** Objective **
Where a line holds the string "хранение", return that line.

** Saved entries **
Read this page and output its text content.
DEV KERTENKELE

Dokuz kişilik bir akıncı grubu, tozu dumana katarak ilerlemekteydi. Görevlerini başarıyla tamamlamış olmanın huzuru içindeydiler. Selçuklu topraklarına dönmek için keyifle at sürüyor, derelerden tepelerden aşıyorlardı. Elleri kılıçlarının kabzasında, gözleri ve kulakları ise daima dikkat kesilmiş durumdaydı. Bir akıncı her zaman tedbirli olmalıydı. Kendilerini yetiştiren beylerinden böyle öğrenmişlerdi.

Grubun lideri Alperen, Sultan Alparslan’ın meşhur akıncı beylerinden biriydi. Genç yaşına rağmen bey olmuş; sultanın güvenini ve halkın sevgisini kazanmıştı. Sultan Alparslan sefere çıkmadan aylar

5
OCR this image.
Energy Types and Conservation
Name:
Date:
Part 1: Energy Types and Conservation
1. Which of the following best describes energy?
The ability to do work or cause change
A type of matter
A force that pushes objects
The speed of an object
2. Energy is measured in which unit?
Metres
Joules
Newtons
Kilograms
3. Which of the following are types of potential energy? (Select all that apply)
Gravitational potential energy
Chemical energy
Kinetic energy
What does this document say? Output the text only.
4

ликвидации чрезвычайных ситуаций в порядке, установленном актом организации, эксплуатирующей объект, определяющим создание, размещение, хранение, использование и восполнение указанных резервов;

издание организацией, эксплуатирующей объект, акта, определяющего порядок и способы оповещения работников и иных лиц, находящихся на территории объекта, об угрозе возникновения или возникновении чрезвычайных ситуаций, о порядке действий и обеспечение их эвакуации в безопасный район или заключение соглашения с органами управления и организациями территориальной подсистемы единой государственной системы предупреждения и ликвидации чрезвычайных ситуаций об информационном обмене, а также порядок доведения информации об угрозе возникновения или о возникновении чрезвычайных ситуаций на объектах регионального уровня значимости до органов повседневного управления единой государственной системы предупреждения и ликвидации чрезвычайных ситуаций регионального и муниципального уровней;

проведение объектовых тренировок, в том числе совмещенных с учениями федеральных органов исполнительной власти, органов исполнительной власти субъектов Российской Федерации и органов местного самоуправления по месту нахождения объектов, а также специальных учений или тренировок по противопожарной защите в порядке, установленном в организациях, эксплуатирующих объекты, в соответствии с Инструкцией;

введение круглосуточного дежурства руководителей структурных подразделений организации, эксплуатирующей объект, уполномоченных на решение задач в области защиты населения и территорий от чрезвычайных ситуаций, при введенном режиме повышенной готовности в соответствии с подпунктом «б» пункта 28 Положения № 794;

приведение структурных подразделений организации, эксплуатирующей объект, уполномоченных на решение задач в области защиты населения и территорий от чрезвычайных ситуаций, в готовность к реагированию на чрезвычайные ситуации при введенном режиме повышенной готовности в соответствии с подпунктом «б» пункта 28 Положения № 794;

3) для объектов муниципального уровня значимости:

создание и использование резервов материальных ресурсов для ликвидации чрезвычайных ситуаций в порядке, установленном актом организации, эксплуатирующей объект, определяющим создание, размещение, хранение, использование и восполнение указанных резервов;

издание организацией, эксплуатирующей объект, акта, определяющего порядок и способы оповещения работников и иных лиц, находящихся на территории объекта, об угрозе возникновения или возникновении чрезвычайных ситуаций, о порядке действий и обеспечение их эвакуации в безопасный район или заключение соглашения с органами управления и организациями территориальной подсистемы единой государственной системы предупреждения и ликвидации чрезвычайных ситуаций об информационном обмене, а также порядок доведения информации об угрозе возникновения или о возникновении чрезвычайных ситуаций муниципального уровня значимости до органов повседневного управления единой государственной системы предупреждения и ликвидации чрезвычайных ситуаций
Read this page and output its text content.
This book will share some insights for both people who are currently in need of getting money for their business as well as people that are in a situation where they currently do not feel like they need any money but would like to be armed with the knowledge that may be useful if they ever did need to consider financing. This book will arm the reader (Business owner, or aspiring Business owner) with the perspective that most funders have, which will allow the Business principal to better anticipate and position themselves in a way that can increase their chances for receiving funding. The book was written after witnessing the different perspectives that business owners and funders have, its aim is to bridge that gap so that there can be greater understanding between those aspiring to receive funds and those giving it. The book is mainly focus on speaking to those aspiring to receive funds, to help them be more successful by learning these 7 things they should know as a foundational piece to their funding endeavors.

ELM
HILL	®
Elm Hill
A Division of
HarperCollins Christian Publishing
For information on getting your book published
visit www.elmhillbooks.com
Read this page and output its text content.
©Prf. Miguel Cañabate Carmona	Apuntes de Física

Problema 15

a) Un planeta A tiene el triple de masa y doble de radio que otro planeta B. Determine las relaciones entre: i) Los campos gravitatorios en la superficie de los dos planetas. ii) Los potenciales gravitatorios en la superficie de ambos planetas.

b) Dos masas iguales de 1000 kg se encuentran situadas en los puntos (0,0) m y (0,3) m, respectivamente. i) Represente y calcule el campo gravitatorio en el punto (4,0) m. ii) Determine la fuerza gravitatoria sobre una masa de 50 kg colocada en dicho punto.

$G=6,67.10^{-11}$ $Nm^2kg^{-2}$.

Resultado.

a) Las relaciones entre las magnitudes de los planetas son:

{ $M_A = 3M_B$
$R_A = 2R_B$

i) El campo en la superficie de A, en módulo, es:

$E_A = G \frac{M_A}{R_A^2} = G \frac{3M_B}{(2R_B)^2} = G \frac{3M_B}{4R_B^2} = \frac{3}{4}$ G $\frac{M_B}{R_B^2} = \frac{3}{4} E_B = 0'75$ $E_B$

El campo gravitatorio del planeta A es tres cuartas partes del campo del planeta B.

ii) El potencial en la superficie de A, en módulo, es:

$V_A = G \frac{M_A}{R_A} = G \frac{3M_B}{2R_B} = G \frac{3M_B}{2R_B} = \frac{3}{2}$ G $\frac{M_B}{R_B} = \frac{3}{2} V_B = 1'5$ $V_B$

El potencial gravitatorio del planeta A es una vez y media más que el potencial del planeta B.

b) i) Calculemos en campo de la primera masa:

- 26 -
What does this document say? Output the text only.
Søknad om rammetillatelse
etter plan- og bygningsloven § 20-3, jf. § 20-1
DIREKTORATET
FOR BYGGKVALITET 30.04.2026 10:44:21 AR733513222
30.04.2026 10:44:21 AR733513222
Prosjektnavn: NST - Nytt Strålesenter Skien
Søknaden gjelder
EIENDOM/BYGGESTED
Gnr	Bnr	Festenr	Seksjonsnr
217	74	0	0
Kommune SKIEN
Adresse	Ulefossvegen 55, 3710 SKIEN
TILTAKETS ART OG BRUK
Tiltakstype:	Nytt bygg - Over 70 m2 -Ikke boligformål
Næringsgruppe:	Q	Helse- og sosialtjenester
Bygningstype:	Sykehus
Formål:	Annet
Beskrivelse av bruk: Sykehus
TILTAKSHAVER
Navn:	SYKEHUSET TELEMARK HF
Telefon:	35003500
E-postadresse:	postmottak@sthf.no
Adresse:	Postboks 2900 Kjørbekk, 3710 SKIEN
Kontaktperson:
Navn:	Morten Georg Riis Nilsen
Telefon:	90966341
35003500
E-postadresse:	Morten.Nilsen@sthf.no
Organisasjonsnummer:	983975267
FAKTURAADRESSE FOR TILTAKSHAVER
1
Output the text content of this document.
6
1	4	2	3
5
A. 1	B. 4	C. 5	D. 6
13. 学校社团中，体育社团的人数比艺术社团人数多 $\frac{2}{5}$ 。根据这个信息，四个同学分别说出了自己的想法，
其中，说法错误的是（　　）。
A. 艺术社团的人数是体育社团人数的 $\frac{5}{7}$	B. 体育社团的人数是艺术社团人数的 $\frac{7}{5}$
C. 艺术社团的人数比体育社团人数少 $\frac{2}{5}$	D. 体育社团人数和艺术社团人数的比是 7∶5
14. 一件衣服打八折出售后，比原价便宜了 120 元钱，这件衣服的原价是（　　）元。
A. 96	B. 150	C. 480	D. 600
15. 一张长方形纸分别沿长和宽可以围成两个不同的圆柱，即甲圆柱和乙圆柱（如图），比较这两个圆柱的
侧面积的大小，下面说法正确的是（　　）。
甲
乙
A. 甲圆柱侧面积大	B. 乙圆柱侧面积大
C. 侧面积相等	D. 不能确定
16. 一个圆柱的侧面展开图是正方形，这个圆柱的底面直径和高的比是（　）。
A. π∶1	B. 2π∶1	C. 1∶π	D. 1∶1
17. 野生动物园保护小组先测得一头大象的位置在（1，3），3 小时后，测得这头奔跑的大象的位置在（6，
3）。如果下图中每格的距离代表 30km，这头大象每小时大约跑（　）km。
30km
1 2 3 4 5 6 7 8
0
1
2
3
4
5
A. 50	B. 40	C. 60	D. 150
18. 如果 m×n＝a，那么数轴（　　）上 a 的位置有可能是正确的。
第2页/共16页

** Solution **
ликвидации чрезвычайных ситуаций в порядке, установленном актом организации, эксплуатирующей объект, определяющим создание, размещение, хранение, использование и восполнение указанных резервов;
создание и использование резервов материальных ресурсов для ликвидации чрезвычайных ситуаций в порядке, установленном актом организации, эксплуатирующей объект, определяющим создание, размещение, хранение, использование и восполнение указанных резервов;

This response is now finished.